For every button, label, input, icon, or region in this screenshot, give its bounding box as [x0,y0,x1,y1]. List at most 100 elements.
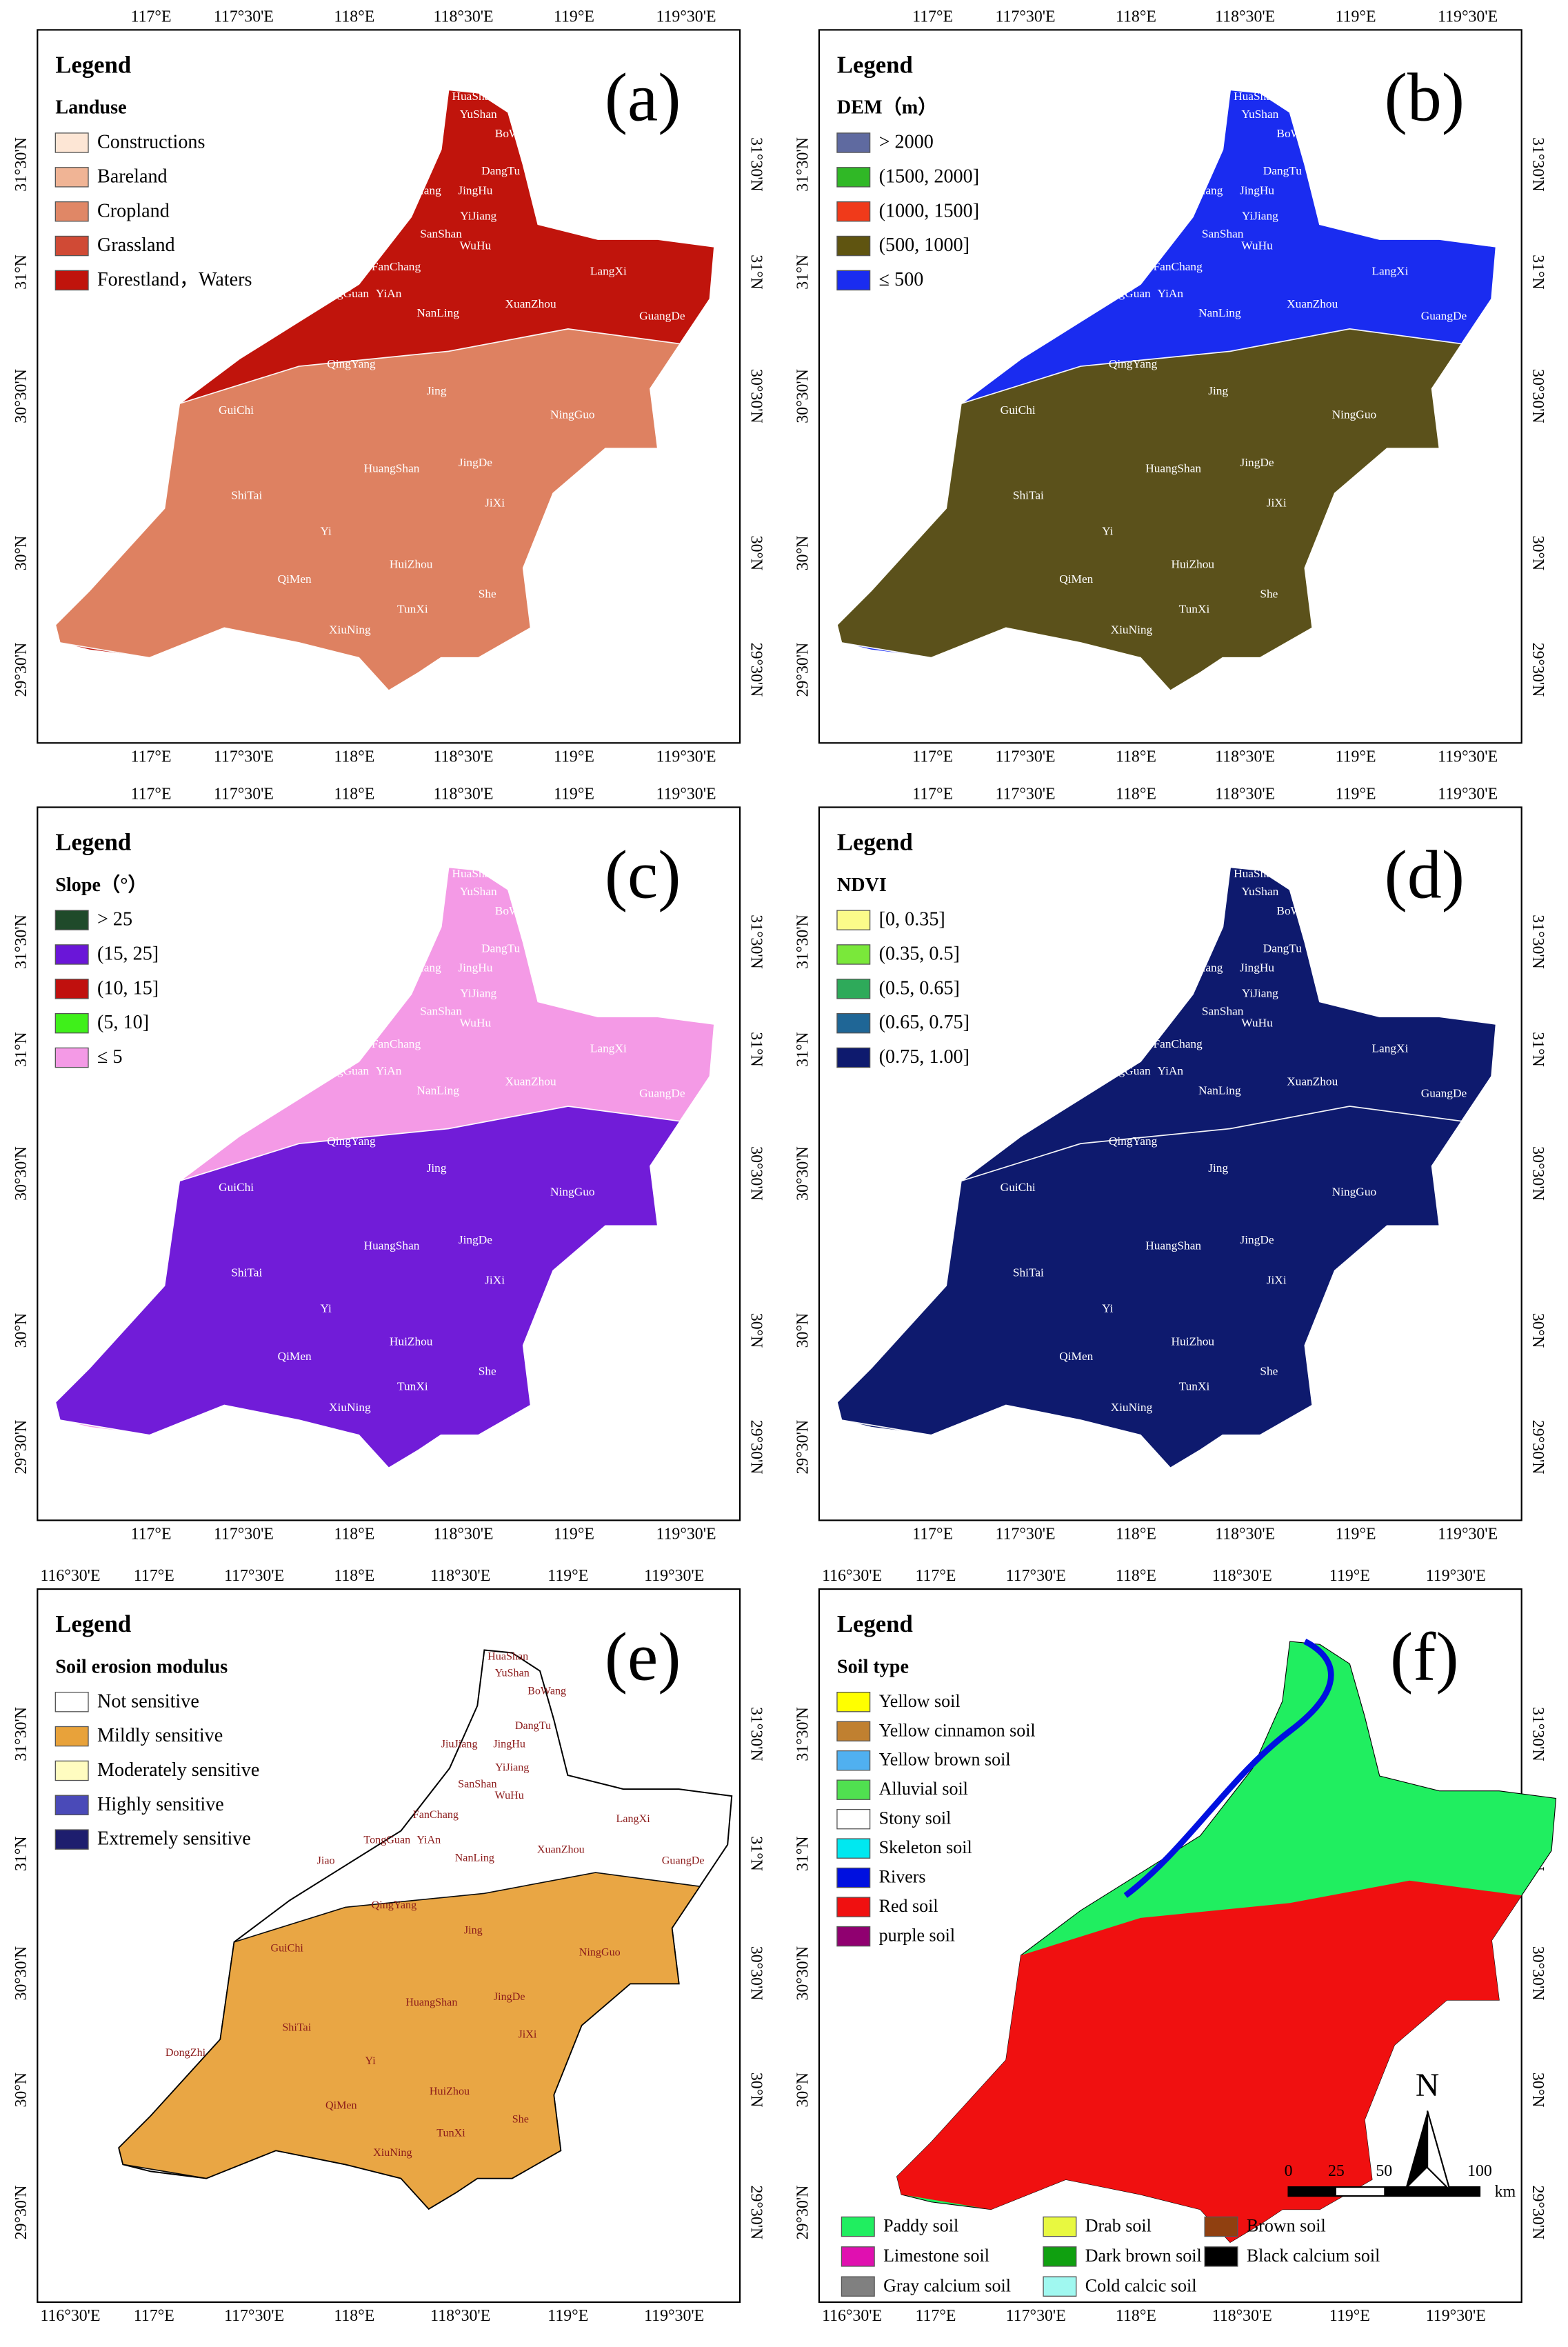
place-name: HuaShan [452,90,496,103]
legend-swatch [1204,2246,1238,2267]
region-south [836,1106,1463,1469]
place-name: FanChang [1154,1037,1203,1050]
lon-tick-label: 119°30'E [1426,1567,1486,1585]
place-name: TunXi [1179,1379,1210,1392]
lat-tick-label: 30°N [1529,536,1547,571]
legend-swatch [54,944,89,965]
lon-tick-label: 118°E [1116,2307,1156,2325]
lon-tick-label: 117°E [131,748,172,766]
legend-heading: Legend [837,51,913,78]
legend-label: ≤ 500 [879,269,924,290]
legend-swatch [54,1760,89,1781]
legend-swatch [54,235,89,257]
place-name: QiMen [278,572,312,586]
lon-tick-label: 119°30'E [1438,8,1498,26]
place-name: JiuJiang [441,1738,478,1750]
place-name: FanChang [413,1809,459,1821]
place-name: NingGuo [550,408,595,421]
place-name: XuanZhou [537,1844,585,1855]
lon-tick-label: 118°E [1116,748,1156,766]
lon-tick-label: 118°30'E [1215,1526,1275,1544]
north-arrow [1405,2110,1428,2190]
lat-tick-label: 31°N [747,254,765,290]
legend-swatch [54,979,89,999]
lon-tick-label: 117°E [912,786,953,803]
legend-heading: Legend [837,1610,913,1637]
place-name: JingHu [493,1738,525,1750]
lat-tick-label: 29°30'N [1529,2186,1547,2240]
legend-label: Mildly sensitive [97,1725,223,1746]
legend-label: Rivers [879,1867,926,1887]
map: HuaShan YuShan BoWang DangTu JiuJiang JingHu S… [54,88,716,692]
legend-swatch [836,1047,871,1068]
lon-tick-label: 117°E [912,1526,953,1544]
region-south [118,1872,701,2210]
place-name: TunXi [1179,602,1210,615]
place-name: YiAn [376,1064,402,1077]
place-name: TunXi [397,602,428,615]
lat-tick-label: 31°30'N [747,1707,765,1761]
place-name: HuaShan [488,1650,528,1662]
legend-swatch [54,1691,89,1712]
legend-swatch [836,910,871,930]
place-name: JingDe [1240,1233,1274,1246]
legend-label: Dark brown soil [1085,2246,1202,2266]
lon-tick-label: 117°30'E [214,1526,274,1544]
place-name: TongGuan [1100,287,1151,300]
legend-swatch [841,2216,875,2237]
scale-bar-fill [1288,2187,1336,2197]
place-name: YuShan [460,108,497,121]
place-name: Jing [427,384,447,397]
legend-label: Bareland [97,166,168,187]
lat-tick-label: 30°30'N [747,1146,765,1201]
lat-tick-label: 29°30'N [1529,643,1547,697]
place-name: JiuJiang [402,183,441,197]
place-name: LangXi [590,1042,627,1055]
lat-tick-label: 31°30'N [1529,137,1547,192]
lat-tick-label: 30°30'N [794,1946,812,2001]
place-name: DongZhi [165,2047,206,2059]
place-name: JingHu [458,961,492,975]
lon-tick-label: 118°E [334,2307,374,2325]
lon-tick-label: 118°E [1116,1567,1156,1585]
place-name: YiAn [1158,287,1184,300]
place-name: NingGuo [579,1947,621,1959]
place-name: GuangDe [639,1087,685,1100]
place-name: WuHu [460,1017,492,1030]
place-name: Yi [1102,525,1114,538]
place-name: JiuJiang [402,961,441,975]
place-name: QingYang [327,1135,376,1148]
place-name: HuiZhou [390,557,433,570]
place-name: SanShan [420,1004,462,1017]
place-name: XiuNing [1111,1401,1153,1414]
place-name: JingHu [1240,183,1274,197]
lon-tick-label: 118°30'E [1215,748,1275,766]
place-name: ShiTai [282,2022,311,2034]
place-name: XuanZhou [505,1075,556,1088]
lon-tick-label: 117°E [131,1526,172,1544]
place-name: FanChang [372,260,421,273]
lon-tick-label: 119°30'E [656,786,716,803]
legend-swatch [54,270,89,291]
scale-bar-fill [1384,2187,1480,2197]
place-name: DangTu [515,1720,551,1732]
lat-tick-label: 31°30'N [12,915,30,969]
lon-tick-label: 119°E [1336,1526,1376,1544]
place-name: She [479,588,496,601]
place-name: GuiChi [219,1181,254,1194]
lat-tick-label: 29°30'N [747,643,765,697]
lon-tick-label: 119°E [554,8,594,26]
place-name: BoWang [1276,904,1318,917]
place-name: HuangShan [364,1239,420,1252]
place-name: QiMen [1059,572,1093,586]
place-name: Jiao [268,309,288,322]
legend-label: Constructions [97,132,205,153]
panel-label: (d) [1385,837,1465,913]
lon-tick-label: 119°30'E [1438,786,1498,803]
place-name: YiAn [376,287,402,300]
lon-tick-label: 118°30'E [1215,786,1275,803]
lat-tick-label: 29°30'N [12,643,30,697]
lat-tick-label: 31°N [747,1032,765,1067]
lon-tick-label: 119°E [554,786,594,803]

- - - -

Copy out the lines exactly as they are, starting at the line that contains "place-name: HuaShan [452,90,496,103]" and ending after the line that contains "legend-swatch [54,944,89,965]".

place-name: HuaShan [452,90,496,103]
legend-swatch [1204,2246,1238,2267]
region-south [836,1106,1463,1469]
place-name: FanChang [1154,1037,1203,1050]
lon-tick-label: 119°30'E [1426,1567,1486,1585]
place-name: TunXi [1179,1379,1210,1392]
lat-tick-label: 30°N [1529,536,1547,571]
legend-swatch [54,944,89,965]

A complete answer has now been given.